#### WHAT IS REQUIRED:
Copy the data without any change, from its first line through the line that contains "y-tick-label: 0.9 bbox=[20, 62, 38, 75]", including both of those lines.

═══ SUPPLIED MATERIAL

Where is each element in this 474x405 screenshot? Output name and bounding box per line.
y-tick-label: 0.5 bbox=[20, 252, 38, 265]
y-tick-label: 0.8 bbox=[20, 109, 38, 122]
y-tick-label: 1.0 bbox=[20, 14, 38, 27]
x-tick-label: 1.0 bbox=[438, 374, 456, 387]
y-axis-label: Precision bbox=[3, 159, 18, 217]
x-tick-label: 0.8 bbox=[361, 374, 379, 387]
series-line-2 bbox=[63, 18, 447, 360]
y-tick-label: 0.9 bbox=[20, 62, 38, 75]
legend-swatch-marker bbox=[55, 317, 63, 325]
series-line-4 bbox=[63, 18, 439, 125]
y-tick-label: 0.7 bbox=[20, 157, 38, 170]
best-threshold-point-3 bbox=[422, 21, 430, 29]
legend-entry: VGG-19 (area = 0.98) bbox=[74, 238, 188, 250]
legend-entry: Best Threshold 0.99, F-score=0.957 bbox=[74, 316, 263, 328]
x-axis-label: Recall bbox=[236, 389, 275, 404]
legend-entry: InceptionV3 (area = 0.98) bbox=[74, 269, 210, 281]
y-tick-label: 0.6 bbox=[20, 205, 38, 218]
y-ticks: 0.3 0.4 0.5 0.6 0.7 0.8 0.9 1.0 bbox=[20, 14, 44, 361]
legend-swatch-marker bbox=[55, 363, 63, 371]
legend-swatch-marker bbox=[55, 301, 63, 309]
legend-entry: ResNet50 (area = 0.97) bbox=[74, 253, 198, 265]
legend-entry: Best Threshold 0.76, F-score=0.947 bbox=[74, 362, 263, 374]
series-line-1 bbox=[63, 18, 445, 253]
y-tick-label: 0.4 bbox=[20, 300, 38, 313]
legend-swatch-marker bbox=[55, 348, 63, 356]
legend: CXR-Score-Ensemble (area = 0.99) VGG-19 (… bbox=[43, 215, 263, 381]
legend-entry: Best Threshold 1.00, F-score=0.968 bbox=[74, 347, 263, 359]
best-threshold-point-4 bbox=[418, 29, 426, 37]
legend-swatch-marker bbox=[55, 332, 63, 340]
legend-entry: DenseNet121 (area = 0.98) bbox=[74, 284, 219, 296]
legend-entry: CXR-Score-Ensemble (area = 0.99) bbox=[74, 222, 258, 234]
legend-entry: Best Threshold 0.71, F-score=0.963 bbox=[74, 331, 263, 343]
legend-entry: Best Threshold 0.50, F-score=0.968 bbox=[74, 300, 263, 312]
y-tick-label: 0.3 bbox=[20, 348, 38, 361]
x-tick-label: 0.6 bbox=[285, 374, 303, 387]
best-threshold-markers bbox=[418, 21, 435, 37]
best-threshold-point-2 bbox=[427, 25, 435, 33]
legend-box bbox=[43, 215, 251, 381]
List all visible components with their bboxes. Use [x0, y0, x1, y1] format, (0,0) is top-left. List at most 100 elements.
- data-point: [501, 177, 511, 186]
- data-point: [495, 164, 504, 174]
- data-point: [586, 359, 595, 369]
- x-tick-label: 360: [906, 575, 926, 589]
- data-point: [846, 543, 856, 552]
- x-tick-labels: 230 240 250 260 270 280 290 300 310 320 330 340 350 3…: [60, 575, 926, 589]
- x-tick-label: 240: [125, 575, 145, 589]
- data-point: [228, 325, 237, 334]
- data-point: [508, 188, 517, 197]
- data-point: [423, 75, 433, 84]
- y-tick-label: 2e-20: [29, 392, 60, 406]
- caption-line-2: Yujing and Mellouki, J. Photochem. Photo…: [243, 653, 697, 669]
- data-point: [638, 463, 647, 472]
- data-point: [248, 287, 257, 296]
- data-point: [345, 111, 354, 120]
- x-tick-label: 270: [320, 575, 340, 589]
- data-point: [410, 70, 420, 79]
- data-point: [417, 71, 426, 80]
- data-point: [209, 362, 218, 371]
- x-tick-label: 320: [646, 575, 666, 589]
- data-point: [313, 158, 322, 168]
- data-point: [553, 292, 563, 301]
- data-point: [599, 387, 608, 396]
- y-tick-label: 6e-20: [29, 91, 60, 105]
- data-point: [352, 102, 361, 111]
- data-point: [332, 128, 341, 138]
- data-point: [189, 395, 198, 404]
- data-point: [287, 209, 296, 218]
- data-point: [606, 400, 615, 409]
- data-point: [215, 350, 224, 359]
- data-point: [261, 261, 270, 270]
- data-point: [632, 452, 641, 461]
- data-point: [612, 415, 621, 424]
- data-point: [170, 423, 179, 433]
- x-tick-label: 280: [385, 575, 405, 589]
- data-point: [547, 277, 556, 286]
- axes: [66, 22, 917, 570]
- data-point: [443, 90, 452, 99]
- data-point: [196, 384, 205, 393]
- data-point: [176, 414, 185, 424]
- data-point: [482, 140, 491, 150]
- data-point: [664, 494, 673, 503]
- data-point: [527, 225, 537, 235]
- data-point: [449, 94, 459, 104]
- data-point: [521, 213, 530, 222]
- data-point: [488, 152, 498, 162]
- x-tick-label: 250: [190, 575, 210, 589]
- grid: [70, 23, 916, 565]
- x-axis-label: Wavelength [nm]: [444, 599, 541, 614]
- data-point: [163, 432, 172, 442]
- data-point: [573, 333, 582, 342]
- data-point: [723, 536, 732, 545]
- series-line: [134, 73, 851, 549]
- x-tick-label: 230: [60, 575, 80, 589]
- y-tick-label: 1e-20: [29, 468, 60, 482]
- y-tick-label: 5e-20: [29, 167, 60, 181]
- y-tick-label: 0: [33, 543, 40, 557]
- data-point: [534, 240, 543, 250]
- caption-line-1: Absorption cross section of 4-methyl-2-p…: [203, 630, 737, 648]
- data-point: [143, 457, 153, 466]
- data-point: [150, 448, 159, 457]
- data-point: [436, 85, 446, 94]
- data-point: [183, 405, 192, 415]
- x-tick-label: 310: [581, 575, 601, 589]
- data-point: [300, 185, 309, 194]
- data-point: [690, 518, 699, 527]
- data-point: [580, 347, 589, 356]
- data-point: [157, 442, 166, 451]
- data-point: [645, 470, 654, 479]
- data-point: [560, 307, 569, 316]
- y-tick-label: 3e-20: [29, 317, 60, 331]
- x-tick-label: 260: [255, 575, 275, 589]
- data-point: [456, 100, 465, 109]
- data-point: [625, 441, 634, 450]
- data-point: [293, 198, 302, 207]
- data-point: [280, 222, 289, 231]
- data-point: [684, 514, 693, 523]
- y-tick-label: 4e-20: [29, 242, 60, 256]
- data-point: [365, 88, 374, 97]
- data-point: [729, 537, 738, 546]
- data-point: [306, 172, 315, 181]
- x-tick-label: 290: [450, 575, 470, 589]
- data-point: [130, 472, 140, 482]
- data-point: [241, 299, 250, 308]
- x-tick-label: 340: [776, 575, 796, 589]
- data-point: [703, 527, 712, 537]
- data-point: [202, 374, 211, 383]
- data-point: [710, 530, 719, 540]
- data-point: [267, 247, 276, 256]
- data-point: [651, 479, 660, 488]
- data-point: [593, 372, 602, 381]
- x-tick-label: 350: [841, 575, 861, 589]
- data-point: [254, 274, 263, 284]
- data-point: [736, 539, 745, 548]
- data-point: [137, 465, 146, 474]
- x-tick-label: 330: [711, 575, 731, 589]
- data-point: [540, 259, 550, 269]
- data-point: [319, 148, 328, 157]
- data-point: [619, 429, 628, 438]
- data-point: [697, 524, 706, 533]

══════

#### TASK ANSWER:
Where is each element in this 474x405 screenshot? Output name and bounding box per line.
y-tick-label: 0.5 bbox=[20, 252, 38, 265]
y-tick-label: 0.8 bbox=[20, 109, 38, 122]
y-tick-label: 1.0 bbox=[20, 14, 38, 27]
x-tick-label: 1.0 bbox=[438, 374, 456, 387]
y-axis-label: Precision bbox=[3, 159, 18, 217]
x-tick-label: 0.8 bbox=[361, 374, 379, 387]
series-line-2 bbox=[63, 18, 447, 360]
y-tick-label: 0.9 bbox=[20, 62, 38, 75]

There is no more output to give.